Actions requises:
**A)** Répondez à ces questions sur le texte sur la création :
(i) Quels sont les deux pôles qui ont jalonné la trajectoire décrite ?
(ii) Quelles images de Hervé Rabot et de Raphaël Jacoulot ont été accompagnées lors des premières explorations ?
(iii) Avec quelles personnes la composition pour la danse s'est-elle faite ?
**B)** Modifiez le texte sur la création en commençant à « Composer seul, inventer » et en terminant à « presque aucun bruit. », avec « retraite » à la place de « solitude ».
**C)** Écrivez la suite du texte sur la création à partir de l'endroit où il s'arrête, s'il vous plaît.

C R É A T I O N




        J'ai souhaité « entreposer » ici des mots qui ont surgi et me ressemblent, dans l'espoir sans doute d'introduire aux portes thématiques* ci-contre, derrière lesquelles se trouvent rassemblés, avec beaucoup d'affection, des extraits, postulats, expériences, aboutissements, fiertés anciennes, désirs en cours, ou trajectoires à venir de mon travail. Si offrir des musiques vivantes et les distiller au public de temps à autres procède pour moi d'un élan naturel et sans réserve, cela relève en revanche d'une artificielle étrangeté de les voir rassemblées ici, côte à côte, étiquetées, bien rangées le long d'étagères lumineuses et électrifiées.


        Composer seul, inventer ensemble : deux pôles qui ont jusque-là jalonné ma trajectoire, qui ne s'infléchit jamais tout à fait ni n'atteint ces extrêmes d'ailleurs. Être seul en composant prend l'apparence d'un paradoxe : composer** invite nécéssairement à compter avec l'altérité, qu'elle relève - en d'imprévisibles proportions -, de l'humain, de la matière, de la forme, du concept, de l'émotion ou de la pensée. À l'inverse, inventer ensemble admet aussi, et même appelle des heures de précieuse solitude.


        Composer ou inventer, c'est alors rencontrer, tisser des commencements, sans presque aucun bruit.


        Ainsi, me faufiler avec un jeune enthousiasme - jamais renié - lors de mes premières explorations en territoires de grande sensibilité : accompagner les images fixées d'Hervé Rabot, celles animées de Raphaël Jacoulot, les figures de stylisme de Stéphanie Coudert. Considérer le vide qui sépare nos univers, tendre un fil sur lequel s'avancer en retrouvant la sensation d'équilibre, en éprouver la souplesse, l'ondulation, le faire vibrer.


        Puis franchir d'autres rivières, affronter enfin soi-même la scène, la lumière, le public.


        Dire alors le bonheur de jouer sur un plateau, de donner, de rayonner malgré soi au travers de ce ravissement, ce rapt et ce miracle : tous les mondes possibles condensés sur un modeste parquet. Et dire également le bonheur de ne pas s'y trouver en chair mais depuis les coulisses, de l'aimer, de l'animer du bout des doigts, ensorcelant par des voies invisibles, subtiles, souterraines, la palpable atmosphère tendue entre les acteurs, en délivrant la pulsation sourde ou aérienne qui porte ou galvanise les danseurs, les conteurs, tous les passeurs.


        Au même moment, sortir des sentiers sans s'en rendre compte, œuvrer au travers du paysage sonore, du hörspiel***, de la fiction autobiographique, en gravissant au passage d'autres contreforts : composer avec le théâtre et Jean Boillot, avec le cirque et Roland Auzet, et plus tard avec la danse et les sœurs Carlotta & Caterina Sagna.

Enregistrements de mise en page:
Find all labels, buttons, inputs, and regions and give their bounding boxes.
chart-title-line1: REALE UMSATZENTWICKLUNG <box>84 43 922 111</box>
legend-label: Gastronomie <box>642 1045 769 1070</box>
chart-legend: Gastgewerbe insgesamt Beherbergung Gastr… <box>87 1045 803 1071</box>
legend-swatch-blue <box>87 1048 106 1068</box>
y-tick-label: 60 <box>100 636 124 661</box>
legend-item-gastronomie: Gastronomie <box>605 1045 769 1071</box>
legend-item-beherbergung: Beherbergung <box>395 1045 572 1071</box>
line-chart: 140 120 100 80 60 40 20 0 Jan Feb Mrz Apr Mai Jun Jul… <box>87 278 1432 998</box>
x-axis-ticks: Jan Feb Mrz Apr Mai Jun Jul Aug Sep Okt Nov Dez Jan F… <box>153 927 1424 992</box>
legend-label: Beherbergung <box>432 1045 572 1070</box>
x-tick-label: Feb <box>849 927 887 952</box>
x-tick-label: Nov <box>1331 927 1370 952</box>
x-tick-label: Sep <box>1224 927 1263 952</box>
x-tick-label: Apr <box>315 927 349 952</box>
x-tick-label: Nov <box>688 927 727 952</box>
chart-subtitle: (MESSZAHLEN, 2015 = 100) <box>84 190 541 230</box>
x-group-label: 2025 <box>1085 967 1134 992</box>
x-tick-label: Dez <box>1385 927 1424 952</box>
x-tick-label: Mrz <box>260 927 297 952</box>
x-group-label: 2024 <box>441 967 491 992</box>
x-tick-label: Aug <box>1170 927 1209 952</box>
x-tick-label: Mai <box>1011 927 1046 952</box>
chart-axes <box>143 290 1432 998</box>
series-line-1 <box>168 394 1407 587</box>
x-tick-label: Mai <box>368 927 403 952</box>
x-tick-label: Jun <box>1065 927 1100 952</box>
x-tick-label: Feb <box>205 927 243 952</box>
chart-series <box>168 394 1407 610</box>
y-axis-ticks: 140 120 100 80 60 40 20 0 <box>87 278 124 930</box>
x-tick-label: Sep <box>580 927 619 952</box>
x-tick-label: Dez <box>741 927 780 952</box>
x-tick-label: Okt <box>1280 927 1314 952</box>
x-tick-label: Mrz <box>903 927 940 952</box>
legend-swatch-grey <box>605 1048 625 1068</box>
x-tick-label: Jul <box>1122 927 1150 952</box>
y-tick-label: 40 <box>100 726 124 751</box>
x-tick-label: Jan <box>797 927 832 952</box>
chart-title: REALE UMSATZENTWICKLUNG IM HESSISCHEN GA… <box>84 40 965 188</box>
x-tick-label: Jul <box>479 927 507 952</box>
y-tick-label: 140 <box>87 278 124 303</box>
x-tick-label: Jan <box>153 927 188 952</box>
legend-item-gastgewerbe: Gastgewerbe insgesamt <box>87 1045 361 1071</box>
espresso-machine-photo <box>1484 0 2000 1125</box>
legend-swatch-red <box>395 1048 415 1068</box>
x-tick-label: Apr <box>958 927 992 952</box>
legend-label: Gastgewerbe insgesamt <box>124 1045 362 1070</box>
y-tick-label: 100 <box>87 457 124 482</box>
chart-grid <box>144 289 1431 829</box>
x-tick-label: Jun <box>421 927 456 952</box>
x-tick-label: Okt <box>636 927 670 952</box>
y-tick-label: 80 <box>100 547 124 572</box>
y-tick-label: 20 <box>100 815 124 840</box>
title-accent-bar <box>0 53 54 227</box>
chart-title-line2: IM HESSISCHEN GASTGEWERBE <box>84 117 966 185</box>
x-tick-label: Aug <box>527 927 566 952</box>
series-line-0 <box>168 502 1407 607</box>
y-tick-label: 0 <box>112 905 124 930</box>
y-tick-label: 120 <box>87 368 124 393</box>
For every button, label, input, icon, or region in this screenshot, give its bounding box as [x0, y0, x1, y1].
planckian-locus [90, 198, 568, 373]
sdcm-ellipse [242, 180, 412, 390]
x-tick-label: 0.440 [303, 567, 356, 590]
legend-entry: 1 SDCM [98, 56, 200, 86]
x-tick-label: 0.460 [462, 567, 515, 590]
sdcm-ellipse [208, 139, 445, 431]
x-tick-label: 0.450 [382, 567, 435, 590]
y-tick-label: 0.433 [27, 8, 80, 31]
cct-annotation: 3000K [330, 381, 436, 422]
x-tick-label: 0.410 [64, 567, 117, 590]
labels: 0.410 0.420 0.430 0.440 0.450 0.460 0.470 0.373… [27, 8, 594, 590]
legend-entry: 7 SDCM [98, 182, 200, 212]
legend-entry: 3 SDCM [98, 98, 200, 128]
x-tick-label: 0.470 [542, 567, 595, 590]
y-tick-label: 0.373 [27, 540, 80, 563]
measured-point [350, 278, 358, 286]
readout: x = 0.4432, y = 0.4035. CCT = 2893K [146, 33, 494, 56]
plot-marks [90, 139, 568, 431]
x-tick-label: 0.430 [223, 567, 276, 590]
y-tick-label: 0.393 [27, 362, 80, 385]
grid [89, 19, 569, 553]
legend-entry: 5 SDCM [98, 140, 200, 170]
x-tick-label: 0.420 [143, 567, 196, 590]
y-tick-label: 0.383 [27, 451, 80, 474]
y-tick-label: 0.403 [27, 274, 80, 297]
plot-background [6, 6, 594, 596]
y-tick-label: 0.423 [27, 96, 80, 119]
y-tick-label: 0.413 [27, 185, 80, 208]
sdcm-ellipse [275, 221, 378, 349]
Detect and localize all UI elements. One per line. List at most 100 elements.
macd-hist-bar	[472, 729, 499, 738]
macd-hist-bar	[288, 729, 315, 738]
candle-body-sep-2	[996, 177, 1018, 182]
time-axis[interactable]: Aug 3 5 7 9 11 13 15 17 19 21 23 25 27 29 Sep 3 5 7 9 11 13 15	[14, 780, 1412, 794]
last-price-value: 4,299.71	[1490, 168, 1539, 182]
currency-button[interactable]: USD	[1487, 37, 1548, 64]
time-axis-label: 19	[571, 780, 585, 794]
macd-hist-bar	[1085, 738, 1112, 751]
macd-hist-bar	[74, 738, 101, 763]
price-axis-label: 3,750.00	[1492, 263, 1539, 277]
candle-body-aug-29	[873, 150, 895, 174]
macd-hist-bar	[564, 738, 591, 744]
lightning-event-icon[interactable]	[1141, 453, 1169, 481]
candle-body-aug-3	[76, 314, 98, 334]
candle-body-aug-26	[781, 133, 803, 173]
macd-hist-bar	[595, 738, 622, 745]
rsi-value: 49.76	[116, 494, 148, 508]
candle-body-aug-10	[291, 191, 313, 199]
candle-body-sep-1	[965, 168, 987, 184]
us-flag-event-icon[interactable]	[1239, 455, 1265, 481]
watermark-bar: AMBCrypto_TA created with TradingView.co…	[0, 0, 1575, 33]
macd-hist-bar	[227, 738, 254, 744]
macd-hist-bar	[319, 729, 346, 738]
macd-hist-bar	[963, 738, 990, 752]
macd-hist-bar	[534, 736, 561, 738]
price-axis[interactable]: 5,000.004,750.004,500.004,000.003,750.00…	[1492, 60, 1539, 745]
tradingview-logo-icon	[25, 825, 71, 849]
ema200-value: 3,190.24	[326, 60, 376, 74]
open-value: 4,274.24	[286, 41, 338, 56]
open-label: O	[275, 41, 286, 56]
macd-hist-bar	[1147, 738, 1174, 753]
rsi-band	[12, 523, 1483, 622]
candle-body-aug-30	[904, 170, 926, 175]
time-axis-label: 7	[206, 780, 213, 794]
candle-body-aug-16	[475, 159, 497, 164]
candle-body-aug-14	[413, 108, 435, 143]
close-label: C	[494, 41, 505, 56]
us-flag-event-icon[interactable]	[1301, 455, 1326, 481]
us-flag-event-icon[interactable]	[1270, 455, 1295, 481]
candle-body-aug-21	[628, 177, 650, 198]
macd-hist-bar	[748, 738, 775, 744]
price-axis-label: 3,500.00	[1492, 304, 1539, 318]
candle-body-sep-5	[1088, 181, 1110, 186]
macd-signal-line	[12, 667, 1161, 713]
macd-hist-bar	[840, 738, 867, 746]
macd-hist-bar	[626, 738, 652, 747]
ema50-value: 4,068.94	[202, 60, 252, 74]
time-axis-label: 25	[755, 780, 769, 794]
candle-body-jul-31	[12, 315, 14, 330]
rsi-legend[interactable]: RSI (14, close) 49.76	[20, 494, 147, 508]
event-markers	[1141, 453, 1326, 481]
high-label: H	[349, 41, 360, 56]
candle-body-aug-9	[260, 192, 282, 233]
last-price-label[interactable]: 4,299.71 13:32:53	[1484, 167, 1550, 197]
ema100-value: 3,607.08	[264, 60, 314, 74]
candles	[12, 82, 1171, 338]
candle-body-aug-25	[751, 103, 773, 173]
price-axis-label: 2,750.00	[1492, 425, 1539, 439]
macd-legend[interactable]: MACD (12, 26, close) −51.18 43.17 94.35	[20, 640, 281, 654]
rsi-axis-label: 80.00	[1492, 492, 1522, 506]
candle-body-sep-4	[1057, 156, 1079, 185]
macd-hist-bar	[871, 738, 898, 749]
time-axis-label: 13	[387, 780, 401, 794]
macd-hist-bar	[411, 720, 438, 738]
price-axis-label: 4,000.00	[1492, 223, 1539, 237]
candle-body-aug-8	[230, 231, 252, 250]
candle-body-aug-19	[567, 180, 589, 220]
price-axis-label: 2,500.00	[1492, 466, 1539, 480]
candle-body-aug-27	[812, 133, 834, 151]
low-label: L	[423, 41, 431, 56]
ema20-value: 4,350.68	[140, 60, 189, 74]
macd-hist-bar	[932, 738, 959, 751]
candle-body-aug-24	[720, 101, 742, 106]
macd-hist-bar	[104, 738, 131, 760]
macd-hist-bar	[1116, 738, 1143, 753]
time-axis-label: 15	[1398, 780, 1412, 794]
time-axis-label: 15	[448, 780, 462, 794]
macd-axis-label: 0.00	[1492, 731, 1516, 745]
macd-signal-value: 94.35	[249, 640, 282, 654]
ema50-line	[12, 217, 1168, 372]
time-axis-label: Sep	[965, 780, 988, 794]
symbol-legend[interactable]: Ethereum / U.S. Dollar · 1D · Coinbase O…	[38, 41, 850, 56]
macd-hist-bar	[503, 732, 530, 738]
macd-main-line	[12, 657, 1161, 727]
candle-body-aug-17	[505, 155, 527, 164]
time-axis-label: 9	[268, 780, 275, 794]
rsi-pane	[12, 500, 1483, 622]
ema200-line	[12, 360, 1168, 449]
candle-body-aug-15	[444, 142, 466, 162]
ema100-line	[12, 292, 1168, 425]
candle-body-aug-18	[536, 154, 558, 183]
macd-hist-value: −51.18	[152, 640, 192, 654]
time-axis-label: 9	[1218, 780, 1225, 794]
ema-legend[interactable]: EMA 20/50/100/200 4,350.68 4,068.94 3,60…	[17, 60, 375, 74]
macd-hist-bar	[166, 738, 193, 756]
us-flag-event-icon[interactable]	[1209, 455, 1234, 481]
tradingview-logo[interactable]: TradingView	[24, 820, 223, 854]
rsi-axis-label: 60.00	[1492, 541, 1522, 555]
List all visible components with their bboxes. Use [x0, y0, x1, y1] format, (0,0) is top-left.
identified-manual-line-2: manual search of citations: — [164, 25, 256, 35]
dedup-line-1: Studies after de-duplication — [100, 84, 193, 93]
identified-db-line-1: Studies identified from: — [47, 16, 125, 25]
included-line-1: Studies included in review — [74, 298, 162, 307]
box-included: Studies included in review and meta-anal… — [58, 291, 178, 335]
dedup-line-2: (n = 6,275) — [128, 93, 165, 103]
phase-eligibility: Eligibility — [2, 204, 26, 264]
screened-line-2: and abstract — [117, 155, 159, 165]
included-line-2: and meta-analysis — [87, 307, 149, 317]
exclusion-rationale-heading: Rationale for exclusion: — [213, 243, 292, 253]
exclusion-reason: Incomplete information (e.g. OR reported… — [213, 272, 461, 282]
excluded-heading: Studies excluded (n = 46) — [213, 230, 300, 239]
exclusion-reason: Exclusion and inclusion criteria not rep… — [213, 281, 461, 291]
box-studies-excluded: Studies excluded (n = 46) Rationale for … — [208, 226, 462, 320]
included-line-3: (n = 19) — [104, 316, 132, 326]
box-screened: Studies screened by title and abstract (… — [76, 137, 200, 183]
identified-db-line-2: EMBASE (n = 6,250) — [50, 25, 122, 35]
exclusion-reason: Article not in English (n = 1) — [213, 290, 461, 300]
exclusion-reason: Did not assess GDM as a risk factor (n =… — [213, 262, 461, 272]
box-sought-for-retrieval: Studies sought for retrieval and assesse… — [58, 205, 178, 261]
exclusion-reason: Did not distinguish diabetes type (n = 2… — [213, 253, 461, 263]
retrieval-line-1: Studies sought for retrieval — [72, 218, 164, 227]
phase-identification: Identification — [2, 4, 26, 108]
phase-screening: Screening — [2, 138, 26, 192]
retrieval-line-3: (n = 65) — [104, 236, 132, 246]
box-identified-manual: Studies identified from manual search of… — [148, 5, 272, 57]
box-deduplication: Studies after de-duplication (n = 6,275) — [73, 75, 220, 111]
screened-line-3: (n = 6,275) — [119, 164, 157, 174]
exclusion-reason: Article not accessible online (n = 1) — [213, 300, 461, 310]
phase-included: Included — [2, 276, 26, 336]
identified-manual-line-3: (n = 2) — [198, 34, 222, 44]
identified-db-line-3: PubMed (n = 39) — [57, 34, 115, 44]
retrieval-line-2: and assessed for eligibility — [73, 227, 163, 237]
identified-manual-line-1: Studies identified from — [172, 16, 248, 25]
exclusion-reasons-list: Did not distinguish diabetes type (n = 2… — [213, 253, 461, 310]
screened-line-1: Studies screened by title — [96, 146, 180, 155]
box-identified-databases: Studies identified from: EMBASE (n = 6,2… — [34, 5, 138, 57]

Réponses rédigées:
**A)**
(i) Composer seul et inventer ensemble.
(ii) Les images fixées de Hervé Rabot et les images animées de Raphaël Jacoulot.
(iii) Avec les sœurs Carlotta & Caterina Sagna.

**B)**
Composer seul, inventer ensemble : deux pôles qui ont jusque-là jalonné ma trajectoire, qui ne s'infléchit jamais tout à fait ni n'atteint ces extrêmes d'ailleurs. Être seul en composant prend l'apparence d'un paradoxe : composer** invite nécéssairement à compter avec l'altérité, qu'elle relève - en d'imprévisibles proportions -, de l'humain, de la matière, de la forme, du concept, de l'émotion ou de la pensée. À l'inverse, inventer ensemble admet aussi, et même appelle des heures de précieuse retraite.


        Composer ou inventer, c'est alors rencontrer, tisser des commencements, sans presque aucun bruit.

**C)**
        N'avoir jamais opposé d'un côté la jubilation d'écrire, d'élaborer lentement, de sculpter, polir et tenter de parvenir à un cil de l'achèvement d'une œuvre de concert, et de l'autre la transe de barrer dans d'invraisemblables lames de fond, d'éruptions improvisées, sauvages, rugueuses, clairvoyantes, débridées. Ainsi adviennent les croisements et les collaborations riches avec d'autres musiciens, dont André Minvielle, Luc Ferrari, Martin Matalon, ou encore Michel Portal.


        Puis reconstituer des fragments oniriques du monde, l'amplifier de situations inédites et discrètes, insérer à son insu dans quelque endroit piétiné ou délaissé de l'espace public, des étonnements, d'indicibles tapages, bref : déposer, disperser des Ateliers de Pantin à La Havane, des installations sonores, des mythes, des histoires, des oeuvres à traverser autant par l'ouïe, l'imaginaire, que par le corps.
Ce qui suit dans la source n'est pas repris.